** START **

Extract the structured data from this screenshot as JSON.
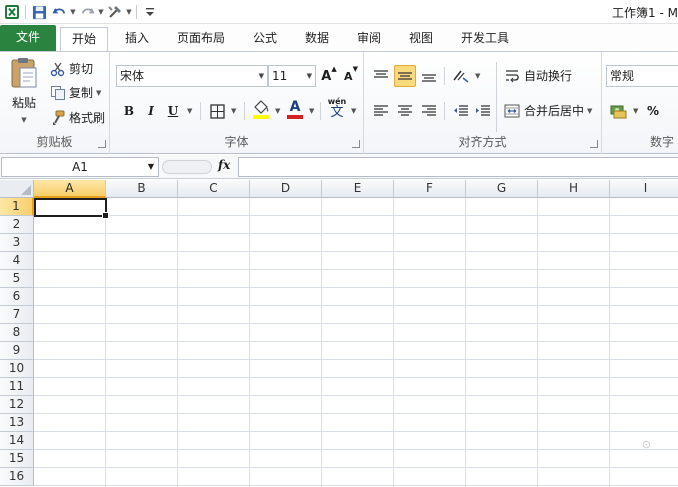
{
  "title": "工作簿1 - M",
  "colors": {
    "file_tab": "#2a8440",
    "selected_header": "#f8cf6a",
    "toggle_active": "#fbd97c",
    "font_color_bar": "#d62020",
    "fill_color_bar": "#ffff00"
  },
  "quick_access": {
    "icons": [
      "excel-logo-icon",
      "save-icon",
      "undo-icon",
      "redo-icon",
      "tools-icon",
      "customize-dropdown-icon"
    ]
  },
  "tabs": [
    {
      "label": "文件"
    },
    {
      "label": "开始"
    },
    {
      "label": "插入"
    },
    {
      "label": "页面布局"
    },
    {
      "label": "公式"
    },
    {
      "label": "数据"
    },
    {
      "label": "审阅"
    },
    {
      "label": "视图"
    },
    {
      "label": "开发工具"
    }
  ],
  "clipboard": {
    "label": "剪贴板",
    "paste": "粘贴",
    "cut": "剪切",
    "copy": "复制",
    "format_painter": "格式刷"
  },
  "font": {
    "label": "字体",
    "name": "宋体",
    "size": "11",
    "bold": "B",
    "italic": "I",
    "underline": "U",
    "grow": "A",
    "shrink": "A",
    "color_a": "A",
    "phonetic": "wén"
  },
  "alignment": {
    "label": "对齐方式",
    "wrap_text": "自动换行",
    "merge_center": "合并后居中",
    "active_vertical": "middle"
  },
  "number": {
    "label": "数字",
    "format": "常规",
    "percent": "%"
  },
  "formula_bar": {
    "name_box": "A1",
    "fx": "fx",
    "content": ""
  },
  "sheet": {
    "columns": [
      "A",
      "B",
      "C",
      "D",
      "E",
      "F",
      "G",
      "H",
      "I"
    ],
    "rows": [
      "1",
      "2",
      "3",
      "4",
      "5",
      "6",
      "7",
      "8",
      "9",
      "10",
      "11",
      "12",
      "13",
      "14",
      "15",
      "16"
    ],
    "active_column": "A",
    "active_row": "1"
  }
}
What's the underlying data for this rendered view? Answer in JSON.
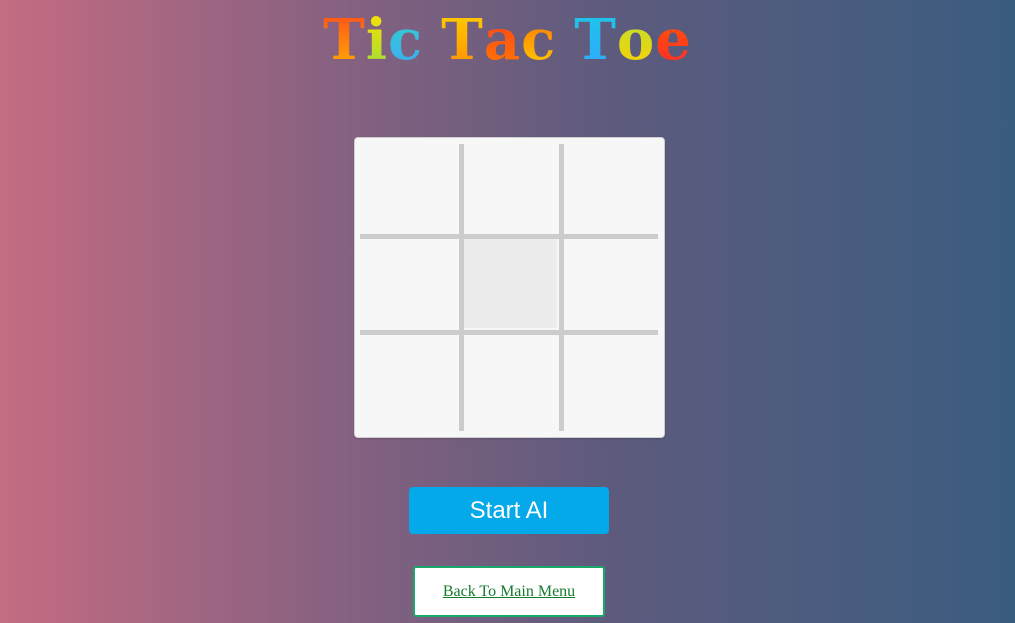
{
  "title": {
    "word1": "Tic",
    "word2": "Tac",
    "word3": "Toe",
    "letters": [
      "T",
      "i",
      "c",
      "T",
      "a",
      "c",
      "T",
      "o",
      "e"
    ]
  },
  "board": {
    "cells": [
      "",
      "",
      "",
      "",
      "",
      "",
      "",
      "",
      ""
    ],
    "highlighted_cell": 4
  },
  "buttons": {
    "start_ai": "Start AI",
    "back_to_menu": "Back To Main Menu"
  },
  "colors": {
    "start_button": "#03a9e8",
    "back_button_border": "#1aa86a",
    "back_button_text": "#167a2f",
    "board_background": "#f7f7f7",
    "grid_lines": "#cccccc"
  }
}
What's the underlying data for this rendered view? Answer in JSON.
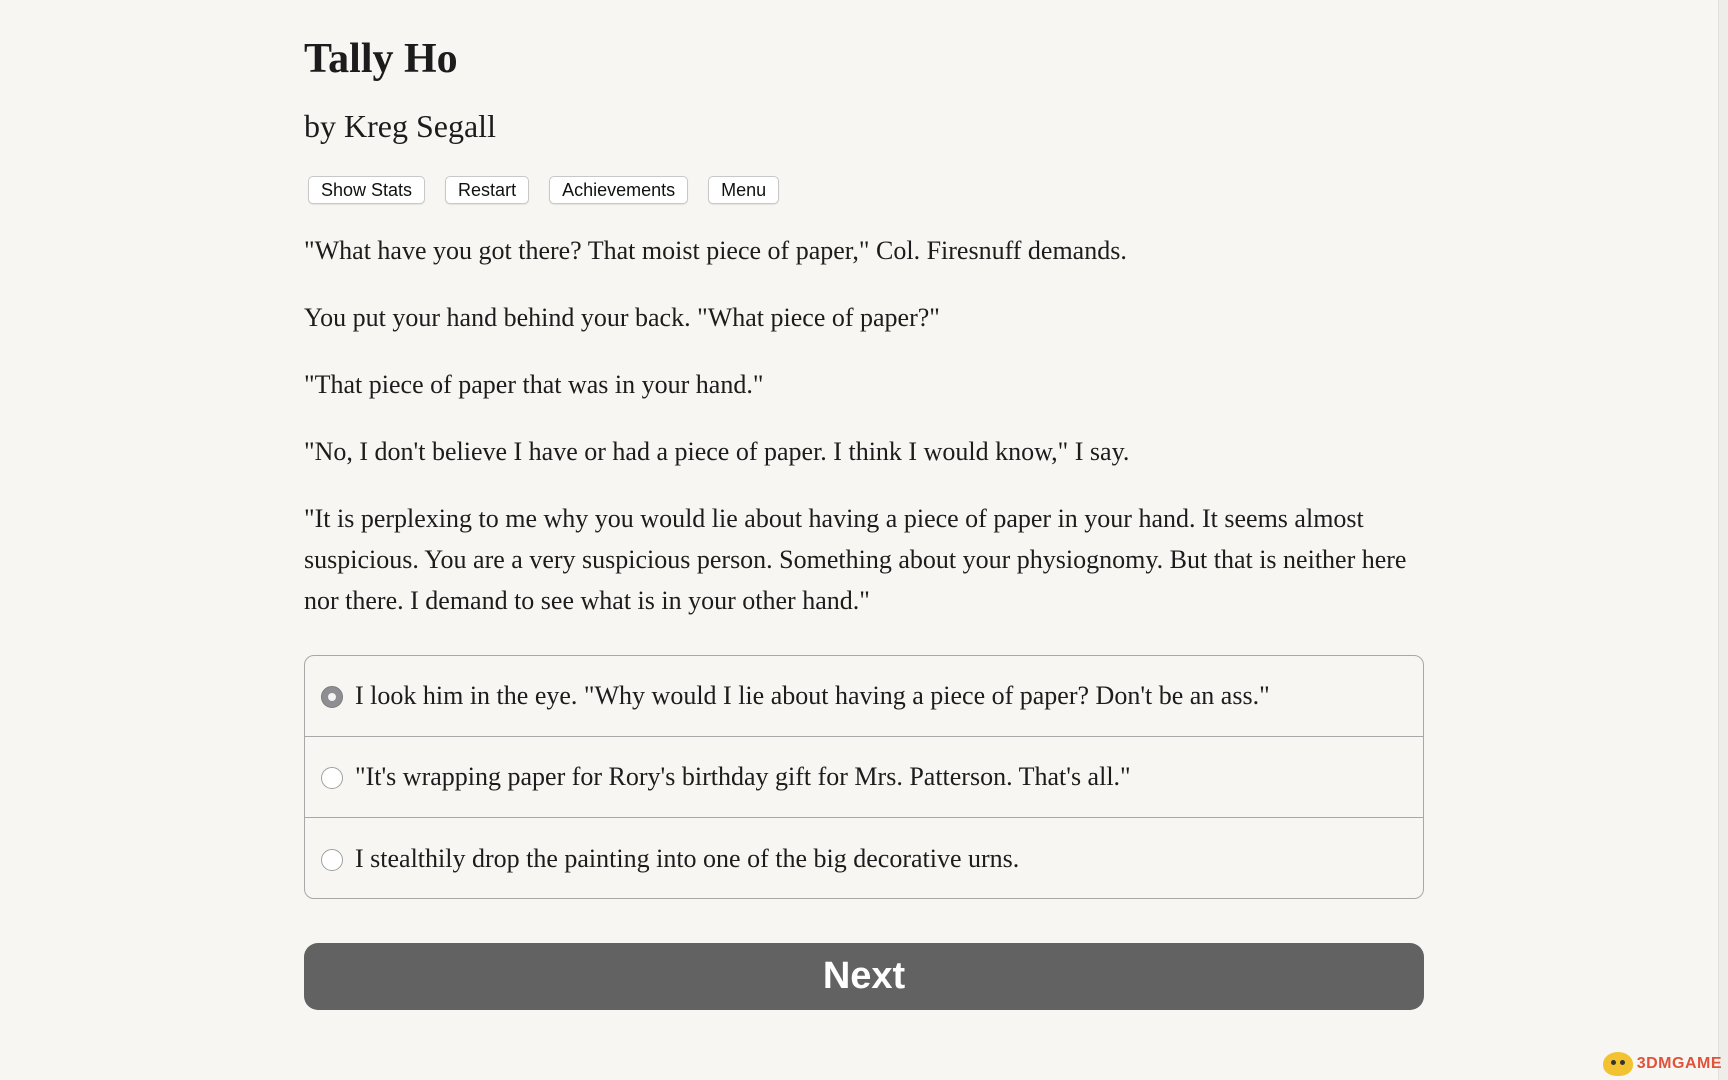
{
  "game": {
    "title": "Tally Ho",
    "author": "by Kreg Segall"
  },
  "toolbar": {
    "buttons": [
      {
        "label": "Show Stats"
      },
      {
        "label": "Restart"
      },
      {
        "label": "Achievements"
      },
      {
        "label": "Menu"
      }
    ]
  },
  "story": {
    "paragraphs": [
      "\"What have you got there? That moist piece of paper,\" Col. Firesnuff demands.",
      "You put your hand behind your back. \"What piece of paper?\"",
      "\"That piece of paper that was in your hand.\"",
      "\"No, I don't believe I have or had a piece of paper. I think I would know,\" I say.",
      "\"It is perplexing to me why you would lie about having a piece of paper in your hand. It seems almost suspicious. You are a very suspicious person. Something about your physiognomy. But that is neither here nor there. I demand to see what is in your other hand.\""
    ]
  },
  "choices": {
    "selected_index": 0,
    "options": [
      {
        "label": "I look him in the eye. \"Why would I lie about having a piece of paper? Don't be an ass.\""
      },
      {
        "label": "\"It's wrapping paper for Rory's birthday gift for Mrs. Patterson. That's all.\""
      },
      {
        "label": "I stealthily drop the painting into one of the big decorative urns."
      }
    ]
  },
  "next_button": {
    "label": "Next"
  },
  "watermark": {
    "text": "3DMGAME"
  },
  "colors": {
    "background": "#f8f6f3",
    "next_button": "#626262",
    "watermark_text": "#e0533a"
  }
}
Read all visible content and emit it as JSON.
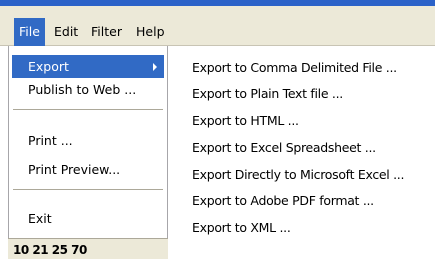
{
  "menubar": {
    "items": [
      {
        "label": "File",
        "active": true
      },
      {
        "label": "Edit",
        "active": false
      },
      {
        "label": "Filter",
        "active": false
      },
      {
        "label": "Help",
        "active": false
      }
    ]
  },
  "file_menu": {
    "items": [
      {
        "label": "Export",
        "highlighted": true,
        "has_submenu": true
      },
      {
        "label": "Publish to Web ..."
      },
      {
        "label": "Print ..."
      },
      {
        "label": "Print Preview..."
      },
      {
        "label": "Exit"
      }
    ]
  },
  "export_submenu": {
    "items": [
      {
        "label": "Export to Comma Delimited File ..."
      },
      {
        "label": "Export to Plain Text file ..."
      },
      {
        "label": "Export to HTML ..."
      },
      {
        "label": "Export to Excel Spreadsheet ..."
      },
      {
        "label": "Export Directly to Microsoft Excel ..."
      },
      {
        "label": "Export to Adobe PDF format ..."
      },
      {
        "label": "Export to XML ..."
      }
    ]
  },
  "background_field": {
    "text": "10 21 25 70"
  },
  "colors": {
    "highlight": "#316ac5",
    "menubar_bg": "#ece9d8",
    "titlebar": "#2b62c8"
  }
}
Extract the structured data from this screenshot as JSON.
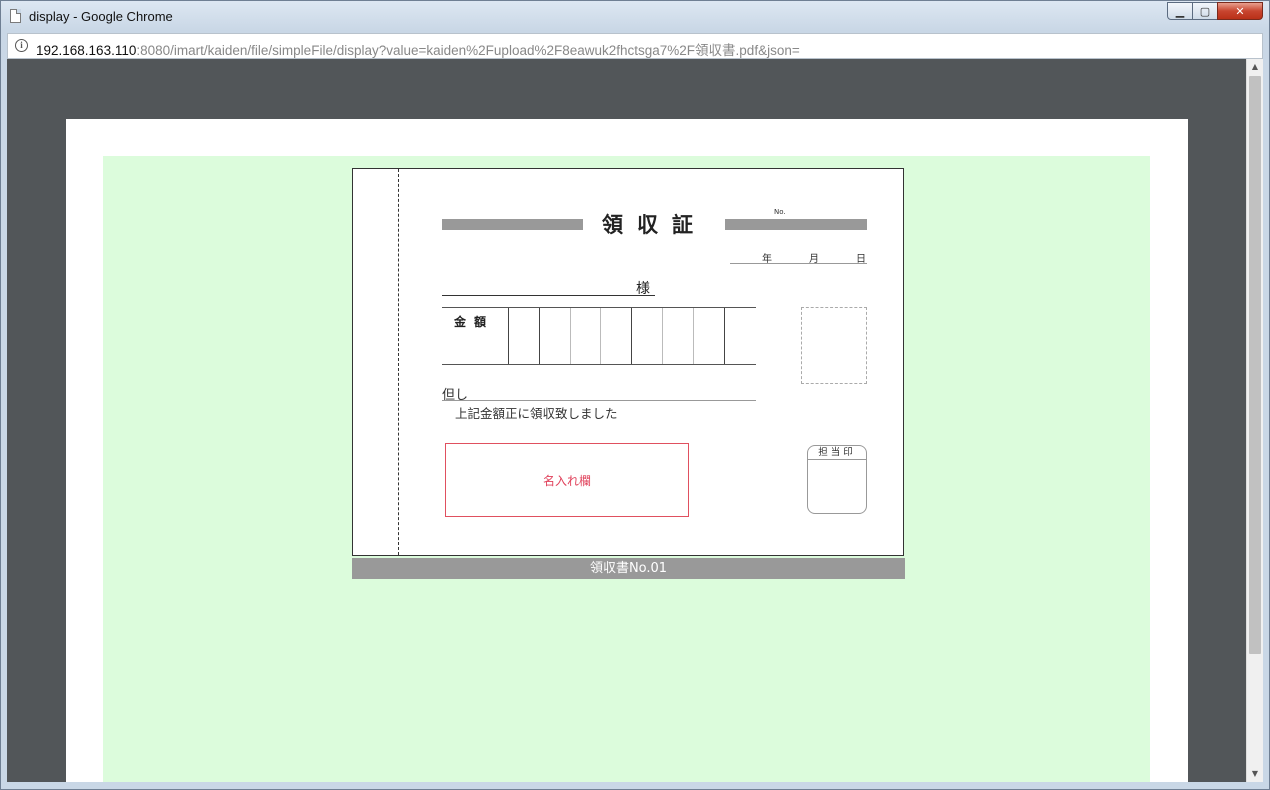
{
  "window": {
    "title": "display - Google Chrome",
    "minimize_symbol": "▁",
    "maximize_symbol": "▢",
    "close_symbol": "✕"
  },
  "address": {
    "host": "192.168.163.110",
    "path": ":8080/imart/kaiden/file/simpleFile/display?value=kaiden%2Fupload%2F8eawuk2fhctsga7%2F領収書.pdf&json="
  },
  "receipt": {
    "title": "領収証",
    "no_label": "No.",
    "date": {
      "year": "年",
      "month": "月",
      "day": "日"
    },
    "sama": "様",
    "amount_label": "金額",
    "tadashi": "但し",
    "received_text": "上記金額正に領収致しました",
    "name_box_text": "名入れ欄",
    "tanto_label": "担当印"
  },
  "caption": "領収書No.01",
  "colors": {
    "name_box": "#e0505f",
    "page_background": "#dcfcdc",
    "viewer_background": "#525659"
  }
}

** END **

■ **Given instruction**
Output, exactly, all the records above; include no pictures.

■ **Written response**
Extract the structured data from this screenshot as JSON.
{
  "title": "工作簿1 - M",
  "colors": {
    "file_tab": "#2a8440",
    "selected_header": "#f8cf6a",
    "toggle_active": "#fbd97c",
    "font_color_bar": "#d62020",
    "fill_color_bar": "#ffff00"
  },
  "quick_access": {
    "icons": [
      "excel-logo-icon",
      "save-icon",
      "undo-icon",
      "redo-icon",
      "tools-icon",
      "customize-dropdown-icon"
    ]
  },
  "tabs": [
    {
      "label": "文件"
    },
    {
      "label": "开始"
    },
    {
      "label": "插入"
    },
    {
      "label": "页面布局"
    },
    {
      "label": "公式"
    },
    {
      "label": "数据"
    },
    {
      "label": "审阅"
    },
    {
      "label": "视图"
    },
    {
      "label": "开发工具"
    }
  ],
  "clipboard": {
    "label": "剪贴板",
    "paste": "粘贴",
    "cut": "剪切",
    "copy": "复制",
    "format_painter": "格式刷"
  },
  "font": {
    "label": "字体",
    "name": "宋体",
    "size": "11",
    "bold": "B",
    "italic": "I",
    "underline": "U",
    "grow": "A",
    "shrink": "A",
    "color_a": "A",
    "phonetic": "wén"
  },
  "alignment": {
    "label": "对齐方式",
    "wrap_text": "自动换行",
    "merge_center": "合并后居中",
    "active_vertical": "middle"
  },
  "number": {
    "label": "数字",
    "format": "常规",
    "percent": "%"
  },
  "formula_bar": {
    "name_box": "A1",
    "fx": "fx",
    "content": ""
  },
  "sheet": {
    "columns": [
      "A",
      "B",
      "C",
      "D",
      "E",
      "F",
      "G",
      "H",
      "I"
    ],
    "rows": [
      "1",
      "2",
      "3",
      "4",
      "5",
      "6",
      "7",
      "8",
      "9",
      "10",
      "11",
      "12",
      "13",
      "14",
      "15",
      "16"
    ],
    "active_column": "A",
    "active_row": "1"
  }
}
What's the underlying data for this rendered view? Answer in JSON.
{
  "title": {
    "word1": "Tic",
    "word2": "Tac",
    "word3": "Toe",
    "letters": [
      "T",
      "i",
      "c",
      "T",
      "a",
      "c",
      "T",
      "o",
      "e"
    ]
  },
  "board": {
    "cells": [
      "",
      "",
      "",
      "",
      "",
      "",
      "",
      "",
      ""
    ],
    "highlighted_cell": 4
  },
  "buttons": {
    "start_ai": "Start AI",
    "back_to_menu": "Back To Main Menu"
  },
  "colors": {
    "start_button": "#03a9e8",
    "back_button_border": "#1aa86a",
    "back_button_text": "#167a2f",
    "board_background": "#f7f7f7",
    "grid_lines": "#cccccc"
  }
}
What's the underlying data for this rendered view? Answer in JSON.
{
  "game": {
    "title": "Tally Ho",
    "author": "by Kreg Segall"
  },
  "toolbar": {
    "buttons": [
      {
        "label": "Show Stats"
      },
      {
        "label": "Restart"
      },
      {
        "label": "Achievements"
      },
      {
        "label": "Menu"
      }
    ]
  },
  "story": {
    "paragraphs": [
      "\"What have you got there? That moist piece of paper,\" Col. Firesnuff demands.",
      "You put your hand behind your back. \"What piece of paper?\"",
      "\"That piece of paper that was in your hand.\"",
      "\"No, I don't believe I have or had a piece of paper. I think I would know,\" I say.",
      "\"It is perplexing to me why you would lie about having a piece of paper in your hand. It seems almost suspicious. You are a very suspicious person. Something about your physiognomy. But that is neither here nor there. I demand to see what is in your other hand.\""
    ]
  },
  "choices": {
    "selected_index": 0,
    "options": [
      {
        "label": "I look him in the eye. \"Why would I lie about having a piece of paper? Don't be an ass.\""
      },
      {
        "label": "\"It's wrapping paper for Rory's birthday gift for Mrs. Patterson. That's all.\""
      },
      {
        "label": "I stealthily drop the painting into one of the big decorative urns."
      }
    ]
  },
  "next_button": {
    "label": "Next"
  },
  "watermark": {
    "text": "3DMGAME"
  },
  "colors": {
    "background": "#f8f6f3",
    "next_button": "#626262",
    "watermark_text": "#e0533a"
  }
}
Read all visible content and emit it as JSON.
{
  "menubar": {
    "items": [
      {
        "label": "File",
        "active": true
      },
      {
        "label": "Edit",
        "active": false
      },
      {
        "label": "Filter",
        "active": false
      },
      {
        "label": "Help",
        "active": false
      }
    ]
  },
  "file_menu": {
    "items": [
      {
        "label": "Export",
        "highlighted": true,
        "has_submenu": true
      },
      {
        "label": "Publish to Web ..."
      },
      {
        "label": "Print ..."
      },
      {
        "label": "Print Preview..."
      },
      {
        "label": "Exit"
      }
    ]
  },
  "export_submenu": {
    "items": [
      {
        "label": "Export to Comma Delimited File ..."
      },
      {
        "label": "Export to Plain Text file ..."
      },
      {
        "label": "Export to HTML ..."
      },
      {
        "label": "Export to Excel Spreadsheet ..."
      },
      {
        "label": "Export Directly to Microsoft Excel ..."
      },
      {
        "label": "Export to Adobe PDF format ..."
      },
      {
        "label": "Export to XML ..."
      }
    ]
  },
  "background_field": {
    "text": "10 21 25 70"
  },
  "colors": {
    "highlight": "#316ac5",
    "menubar_bg": "#ece9d8",
    "titlebar": "#2b62c8"
  }
}
Extract the structured data from this screenshot as JSON.
{
  "window": {
    "title": "display - Google Chrome",
    "minimize_symbol": "▁",
    "maximize_symbol": "▢",
    "close_symbol": "✕"
  },
  "address": {
    "host": "192.168.163.110",
    "path": ":8080/imart/kaiden/file/simpleFile/display?value=kaiden%2Fupload%2F8eawuk2fhctsga7%2F領収書.pdf&json="
  },
  "receipt": {
    "title": "領収証",
    "no_label": "No.",
    "date": {
      "year": "年",
      "month": "月",
      "day": "日"
    },
    "sama": "様",
    "amount_label": "金額",
    "tadashi": "但し",
    "received_text": "上記金額正に領収致しました",
    "name_box_text": "名入れ欄",
    "tanto_label": "担当印"
  },
  "caption": "領収書No.01",
  "colors": {
    "name_box": "#e0505f",
    "page_background": "#dcfcdc",
    "viewer_background": "#525659"
  }
}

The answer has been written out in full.